**WHAT IS ASKED**.
Locate every line that holds the string "Tensor" and copy it.

**SOURCE RECORDS**.
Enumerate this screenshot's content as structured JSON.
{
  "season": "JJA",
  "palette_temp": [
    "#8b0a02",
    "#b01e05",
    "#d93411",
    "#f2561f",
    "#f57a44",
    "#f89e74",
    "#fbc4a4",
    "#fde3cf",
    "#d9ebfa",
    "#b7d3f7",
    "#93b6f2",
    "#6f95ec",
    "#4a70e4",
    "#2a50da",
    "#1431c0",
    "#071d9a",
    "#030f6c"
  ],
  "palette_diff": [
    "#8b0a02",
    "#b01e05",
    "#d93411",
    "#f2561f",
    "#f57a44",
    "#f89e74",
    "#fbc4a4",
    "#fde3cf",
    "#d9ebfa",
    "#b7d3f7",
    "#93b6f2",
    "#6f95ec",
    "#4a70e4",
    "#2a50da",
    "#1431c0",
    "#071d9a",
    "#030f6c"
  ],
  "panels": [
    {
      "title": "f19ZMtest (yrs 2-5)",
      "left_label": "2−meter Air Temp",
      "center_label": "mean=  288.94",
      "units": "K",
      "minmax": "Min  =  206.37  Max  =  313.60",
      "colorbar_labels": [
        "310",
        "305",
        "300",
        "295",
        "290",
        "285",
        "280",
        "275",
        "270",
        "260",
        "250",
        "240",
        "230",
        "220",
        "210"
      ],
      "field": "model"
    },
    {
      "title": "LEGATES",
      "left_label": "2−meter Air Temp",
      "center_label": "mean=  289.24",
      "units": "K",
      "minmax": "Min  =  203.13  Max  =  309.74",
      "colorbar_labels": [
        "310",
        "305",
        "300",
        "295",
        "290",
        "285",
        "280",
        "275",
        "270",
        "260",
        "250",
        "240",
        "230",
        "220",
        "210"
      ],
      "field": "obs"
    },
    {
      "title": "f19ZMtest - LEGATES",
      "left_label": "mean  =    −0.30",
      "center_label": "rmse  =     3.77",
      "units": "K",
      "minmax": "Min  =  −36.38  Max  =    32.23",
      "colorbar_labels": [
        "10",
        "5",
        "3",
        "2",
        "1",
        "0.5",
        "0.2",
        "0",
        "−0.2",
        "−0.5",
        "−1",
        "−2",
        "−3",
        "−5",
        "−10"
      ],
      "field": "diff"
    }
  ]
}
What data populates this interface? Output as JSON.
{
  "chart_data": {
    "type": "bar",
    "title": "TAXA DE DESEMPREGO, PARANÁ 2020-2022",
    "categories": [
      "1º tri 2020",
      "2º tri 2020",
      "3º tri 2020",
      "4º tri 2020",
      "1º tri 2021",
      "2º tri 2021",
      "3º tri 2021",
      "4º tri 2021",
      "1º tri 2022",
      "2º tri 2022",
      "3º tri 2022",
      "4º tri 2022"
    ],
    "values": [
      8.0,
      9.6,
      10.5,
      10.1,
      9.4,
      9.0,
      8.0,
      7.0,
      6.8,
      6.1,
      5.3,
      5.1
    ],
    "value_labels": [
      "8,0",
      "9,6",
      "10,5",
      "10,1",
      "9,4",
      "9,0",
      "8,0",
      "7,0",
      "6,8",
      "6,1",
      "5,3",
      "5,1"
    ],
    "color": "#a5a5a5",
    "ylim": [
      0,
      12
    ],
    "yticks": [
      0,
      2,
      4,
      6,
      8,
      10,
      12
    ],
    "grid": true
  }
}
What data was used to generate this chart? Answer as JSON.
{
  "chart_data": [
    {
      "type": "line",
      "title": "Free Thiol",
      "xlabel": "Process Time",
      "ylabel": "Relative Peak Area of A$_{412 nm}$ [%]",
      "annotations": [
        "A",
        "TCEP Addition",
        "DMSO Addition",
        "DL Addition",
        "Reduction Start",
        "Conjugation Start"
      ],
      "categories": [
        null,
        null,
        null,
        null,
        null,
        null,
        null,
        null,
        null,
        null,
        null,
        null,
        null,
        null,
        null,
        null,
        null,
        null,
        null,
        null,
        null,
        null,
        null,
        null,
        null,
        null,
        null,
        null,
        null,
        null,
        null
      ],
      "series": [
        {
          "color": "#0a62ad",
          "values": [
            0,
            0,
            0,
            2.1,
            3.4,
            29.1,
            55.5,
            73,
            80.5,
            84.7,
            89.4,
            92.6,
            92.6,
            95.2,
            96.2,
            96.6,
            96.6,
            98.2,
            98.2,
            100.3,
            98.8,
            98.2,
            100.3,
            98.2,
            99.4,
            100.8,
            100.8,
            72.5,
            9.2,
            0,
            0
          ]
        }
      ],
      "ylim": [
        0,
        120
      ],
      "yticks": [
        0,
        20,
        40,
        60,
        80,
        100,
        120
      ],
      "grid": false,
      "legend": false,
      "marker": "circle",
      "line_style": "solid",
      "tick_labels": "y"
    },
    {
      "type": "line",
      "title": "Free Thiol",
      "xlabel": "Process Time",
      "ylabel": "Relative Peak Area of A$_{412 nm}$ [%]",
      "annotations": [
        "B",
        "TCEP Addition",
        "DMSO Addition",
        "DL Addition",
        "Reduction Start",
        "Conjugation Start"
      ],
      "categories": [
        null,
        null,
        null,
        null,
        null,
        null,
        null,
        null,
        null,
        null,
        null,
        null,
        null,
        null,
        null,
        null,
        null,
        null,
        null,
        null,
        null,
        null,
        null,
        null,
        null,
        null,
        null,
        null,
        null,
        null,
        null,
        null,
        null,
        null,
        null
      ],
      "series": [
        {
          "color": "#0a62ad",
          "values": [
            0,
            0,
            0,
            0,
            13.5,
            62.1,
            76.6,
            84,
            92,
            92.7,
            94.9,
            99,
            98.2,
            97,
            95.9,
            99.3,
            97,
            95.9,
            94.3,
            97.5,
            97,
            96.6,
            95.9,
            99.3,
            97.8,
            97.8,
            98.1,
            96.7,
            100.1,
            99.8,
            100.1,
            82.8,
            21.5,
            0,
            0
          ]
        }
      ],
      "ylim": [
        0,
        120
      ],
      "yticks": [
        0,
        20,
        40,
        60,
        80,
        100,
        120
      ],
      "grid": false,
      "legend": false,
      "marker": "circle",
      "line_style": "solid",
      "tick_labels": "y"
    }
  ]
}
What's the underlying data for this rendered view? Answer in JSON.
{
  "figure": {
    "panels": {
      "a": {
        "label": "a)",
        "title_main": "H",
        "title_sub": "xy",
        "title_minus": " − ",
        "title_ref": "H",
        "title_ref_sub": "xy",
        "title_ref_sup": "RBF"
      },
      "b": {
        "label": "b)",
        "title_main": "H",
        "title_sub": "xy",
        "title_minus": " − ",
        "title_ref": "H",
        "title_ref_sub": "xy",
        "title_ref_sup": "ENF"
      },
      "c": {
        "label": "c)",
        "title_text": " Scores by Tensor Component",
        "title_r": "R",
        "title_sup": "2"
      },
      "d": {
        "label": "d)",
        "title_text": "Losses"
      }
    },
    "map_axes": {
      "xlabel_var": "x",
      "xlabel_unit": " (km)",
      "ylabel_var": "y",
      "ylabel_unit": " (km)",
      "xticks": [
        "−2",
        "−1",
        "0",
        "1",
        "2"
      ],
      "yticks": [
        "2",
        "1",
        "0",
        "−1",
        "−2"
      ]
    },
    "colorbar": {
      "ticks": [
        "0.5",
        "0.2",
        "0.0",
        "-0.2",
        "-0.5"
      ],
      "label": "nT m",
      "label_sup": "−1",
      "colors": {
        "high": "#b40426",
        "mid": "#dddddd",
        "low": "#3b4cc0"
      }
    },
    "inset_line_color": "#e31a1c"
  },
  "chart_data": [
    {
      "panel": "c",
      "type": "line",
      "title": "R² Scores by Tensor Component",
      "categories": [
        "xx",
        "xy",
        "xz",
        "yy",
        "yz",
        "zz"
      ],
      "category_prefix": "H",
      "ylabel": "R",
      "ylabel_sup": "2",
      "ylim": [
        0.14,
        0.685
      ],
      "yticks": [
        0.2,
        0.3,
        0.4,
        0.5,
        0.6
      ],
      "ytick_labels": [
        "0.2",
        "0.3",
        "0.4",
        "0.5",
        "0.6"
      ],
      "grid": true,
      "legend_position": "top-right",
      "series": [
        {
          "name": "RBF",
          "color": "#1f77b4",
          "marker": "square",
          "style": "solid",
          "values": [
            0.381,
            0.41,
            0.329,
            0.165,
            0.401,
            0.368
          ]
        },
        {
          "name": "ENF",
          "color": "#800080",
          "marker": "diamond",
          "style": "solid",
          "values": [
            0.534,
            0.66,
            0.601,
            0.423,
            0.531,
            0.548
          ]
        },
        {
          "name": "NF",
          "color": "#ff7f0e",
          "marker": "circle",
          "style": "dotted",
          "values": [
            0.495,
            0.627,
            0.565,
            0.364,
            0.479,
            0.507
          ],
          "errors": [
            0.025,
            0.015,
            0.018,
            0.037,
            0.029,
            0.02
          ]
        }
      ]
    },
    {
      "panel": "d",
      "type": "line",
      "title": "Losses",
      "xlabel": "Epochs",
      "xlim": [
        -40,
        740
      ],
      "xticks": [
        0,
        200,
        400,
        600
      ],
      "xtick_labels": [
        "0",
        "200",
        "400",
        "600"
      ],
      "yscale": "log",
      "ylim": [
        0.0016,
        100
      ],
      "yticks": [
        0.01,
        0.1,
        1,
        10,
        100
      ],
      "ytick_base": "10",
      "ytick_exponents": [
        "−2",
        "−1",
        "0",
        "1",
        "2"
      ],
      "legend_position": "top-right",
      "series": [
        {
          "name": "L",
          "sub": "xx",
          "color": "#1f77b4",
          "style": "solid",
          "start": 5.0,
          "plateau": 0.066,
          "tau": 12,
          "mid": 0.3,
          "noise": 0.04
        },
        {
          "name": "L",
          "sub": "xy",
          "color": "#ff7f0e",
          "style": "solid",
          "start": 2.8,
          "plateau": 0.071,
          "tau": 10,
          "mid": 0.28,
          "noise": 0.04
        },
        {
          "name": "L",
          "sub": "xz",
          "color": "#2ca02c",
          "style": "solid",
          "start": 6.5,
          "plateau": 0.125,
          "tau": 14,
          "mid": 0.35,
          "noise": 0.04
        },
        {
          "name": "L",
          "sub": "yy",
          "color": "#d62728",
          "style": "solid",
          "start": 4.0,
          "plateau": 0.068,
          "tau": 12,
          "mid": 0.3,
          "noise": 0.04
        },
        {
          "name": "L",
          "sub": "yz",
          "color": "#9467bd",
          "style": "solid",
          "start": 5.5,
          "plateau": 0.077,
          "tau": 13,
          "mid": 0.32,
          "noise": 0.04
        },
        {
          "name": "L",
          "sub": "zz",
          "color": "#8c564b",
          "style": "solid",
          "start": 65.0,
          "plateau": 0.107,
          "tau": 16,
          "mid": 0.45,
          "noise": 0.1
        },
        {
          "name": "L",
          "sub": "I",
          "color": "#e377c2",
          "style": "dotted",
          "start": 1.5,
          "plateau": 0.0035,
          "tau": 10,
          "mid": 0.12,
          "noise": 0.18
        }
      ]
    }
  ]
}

**RESPONSE**.
        "title_text": " Scores by Tensor Component",
      "title": "R² Scores by Tensor Component",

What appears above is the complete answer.